Collected data -
+---+
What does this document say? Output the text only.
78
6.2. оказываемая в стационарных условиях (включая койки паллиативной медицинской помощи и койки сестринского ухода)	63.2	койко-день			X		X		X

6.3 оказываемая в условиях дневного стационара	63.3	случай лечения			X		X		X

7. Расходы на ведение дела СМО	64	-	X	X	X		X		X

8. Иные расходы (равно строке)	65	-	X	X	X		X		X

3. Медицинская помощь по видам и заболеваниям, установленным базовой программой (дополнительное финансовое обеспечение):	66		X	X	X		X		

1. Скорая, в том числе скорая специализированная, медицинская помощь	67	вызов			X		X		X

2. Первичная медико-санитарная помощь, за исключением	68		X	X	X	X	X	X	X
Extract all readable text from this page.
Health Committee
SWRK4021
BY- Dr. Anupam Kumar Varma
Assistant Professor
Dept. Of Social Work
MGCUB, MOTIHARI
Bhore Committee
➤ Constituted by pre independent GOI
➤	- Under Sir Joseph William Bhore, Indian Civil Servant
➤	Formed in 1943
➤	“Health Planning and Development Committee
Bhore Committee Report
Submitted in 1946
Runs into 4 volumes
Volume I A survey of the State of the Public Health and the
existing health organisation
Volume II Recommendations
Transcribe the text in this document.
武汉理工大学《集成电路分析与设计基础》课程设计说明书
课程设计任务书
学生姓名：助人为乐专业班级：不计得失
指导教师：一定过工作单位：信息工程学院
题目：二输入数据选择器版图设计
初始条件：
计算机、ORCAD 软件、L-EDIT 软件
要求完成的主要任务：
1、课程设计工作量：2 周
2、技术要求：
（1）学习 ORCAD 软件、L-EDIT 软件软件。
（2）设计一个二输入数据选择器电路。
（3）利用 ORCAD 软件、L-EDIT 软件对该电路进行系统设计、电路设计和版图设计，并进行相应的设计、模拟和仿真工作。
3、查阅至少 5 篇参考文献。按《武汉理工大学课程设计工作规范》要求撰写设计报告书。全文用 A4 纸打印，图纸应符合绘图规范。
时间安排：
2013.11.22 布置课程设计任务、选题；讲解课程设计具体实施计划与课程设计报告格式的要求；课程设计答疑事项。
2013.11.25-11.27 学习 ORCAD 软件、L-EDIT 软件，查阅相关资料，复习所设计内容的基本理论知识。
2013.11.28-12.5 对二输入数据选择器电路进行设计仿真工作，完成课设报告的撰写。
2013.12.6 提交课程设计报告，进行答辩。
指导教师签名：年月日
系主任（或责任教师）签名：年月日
+---+
The records above must be repeated exactly, every one of them.

Solution -
What does this document say? Output the text only.
78
6.2. оказываемая в стационарных условиях (включая койки паллиативной медицинской помощи и койки сестринского ухода)	63.2	койко-день			X		X		X

6.3 оказываемая в условиях дневного стационара	63.3	случай лечения			X		X		X

7. Расходы на ведение дела СМО	64	-	X	X	X		X		X

8. Иные расходы (равно строке)	65	-	X	X	X		X		X

3. Медицинская помощь по видам и заболеваниям, установленным базовой программой (дополнительное финансовое обеспечение):	66		X	X	X		X		

1. Скорая, в том числе скорая специализированная, медицинская помощь	67	вызов			X		X		X

2. Первичная медико-санитарная помощь, за исключением	68		X	X	X	X	X	X	X
Extract all readable text from this page.
Health Committee
SWRK4021
BY- Dr. Anupam Kumar Varma
Assistant Professor
Dept. Of Social Work
MGCUB, MOTIHARI
Bhore Committee
➤ Constituted by pre independent GOI
➤	- Under Sir Joseph William Bhore, Indian Civil Servant
➤	Formed in 1943
➤	“Health Planning and Development Committee
Bhore Committee Report
Submitted in 1946
Runs into 4 volumes
Volume I A survey of the State of the Public Health and the
existing health organisation
Volume II Recommendations
Transcribe the text in this document.
武汉理工大学《集成电路分析与设计基础》课程设计说明书
课程设计任务书
学生姓名：助人为乐专业班级：不计得失
指导教师：一定过工作单位：信息工程学院
题目：二输入数据选择器版图设计
初始条件：
计算机、ORCAD 软件、L-EDIT 软件
要求完成的主要任务：
1、课程设计工作量：2 周
2、技术要求：
（1）学习 ORCAD 软件、L-EDIT 软件软件。
（2）设计一个二输入数据选择器电路。
（3）利用 ORCAD 软件、L-EDIT 软件对该电路进行系统设计、电路设计和版图设计，并进行相应的设计、模拟和仿真工作。
3、查阅至少 5 篇参考文献。按《武汉理工大学课程设计工作规范》要求撰写设计报告书。全文用 A4 纸打印，图纸应符合绘图规范。
时间安排：
2013.11.22 布置课程设计任务、选题；讲解课程设计具体实施计划与课程设计报告格式的要求；课程设计答疑事项。
2013.11.25-11.27 学习 ORCAD 软件、L-EDIT 软件，查阅相关资料，复习所设计内容的基本理论知识。
2013.11.28-12.5 对二输入数据选择器电路进行设计仿真工作，完成课设报告的撰写。
2013.12.6 提交课程设计报告，进行答辩。
指导教师签名：年月日
系主任（或责任教师）签名：年月日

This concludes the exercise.